**** Excerpted records ****
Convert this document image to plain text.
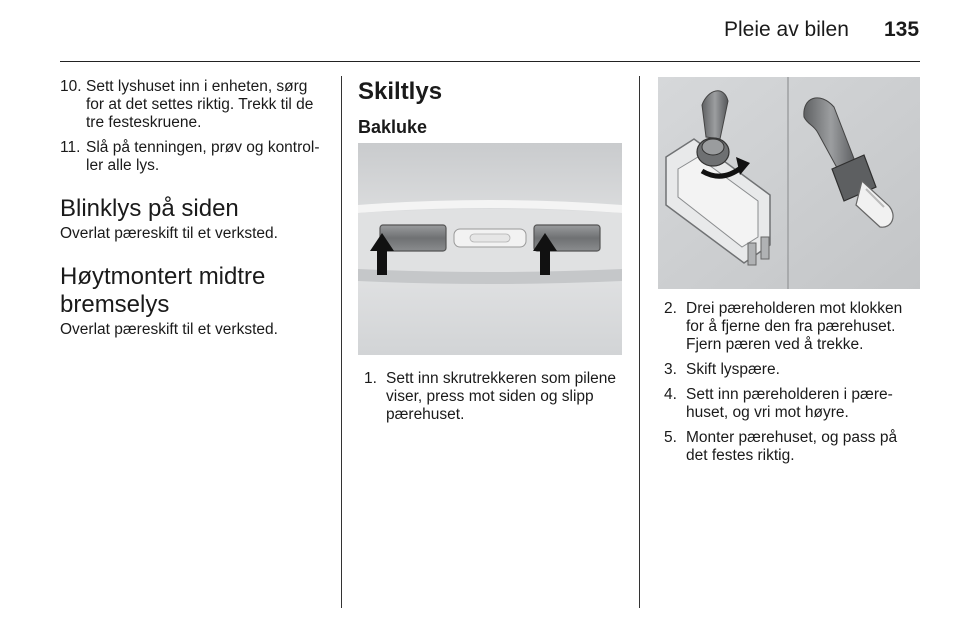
Pleie av bilen 135
10. Sett lyshuset inn i enheten, sørg for at det settes riktig. Trekk til de tre festeskruene.
11. Slå på tenningen, prøv og kontrol-ler alle lys.
Blinklys på siden
Overlat pæreskift til et verksted.
Høytmontert midtre bremselys
Overlat pæreskift til et verksted.
Skiltlys
Bakluke
1. Sett inn skrutrekkeren som pilene viser, press mot siden og slipp pærehuset.
2. Drei pæreholderen mot klokken for å fjerne den fra pærehuset. Fjern pæren ved å trekke.
3. Skift lyspære.
4. Sett inn pæreholderen i pære-huset, og vri mot høyre.
5. Monter pærehuset, og pass på det festes riktig.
****
Short exercise:
Output every entry exactly as given; pictures are not part of the copy.

Complete response:
Convert this document image to plain text.
Pleie av bilen 135
10. Sett lyshuset inn i enheten, sørg for at det settes riktig. Trekk til de tre festeskruene.
11. Slå på tenningen, prøv og kontrol-ler alle lys.
Blinklys på siden
Overlat pæreskift til et verksted.
Høytmontert midtre bremselys
Overlat pæreskift til et verksted.
Skiltlys
Bakluke
1. Sett inn skrutrekkeren som pilene viser, press mot siden og slipp pærehuset.
2. Drei pæreholderen mot klokken for å fjerne den fra pærehuset. Fjern pæren ved å trekke.
3. Skift lyspære.
4. Sett inn pæreholderen i pære-huset, og vri mot høyre.
5. Monter pærehuset, og pass på det festes riktig.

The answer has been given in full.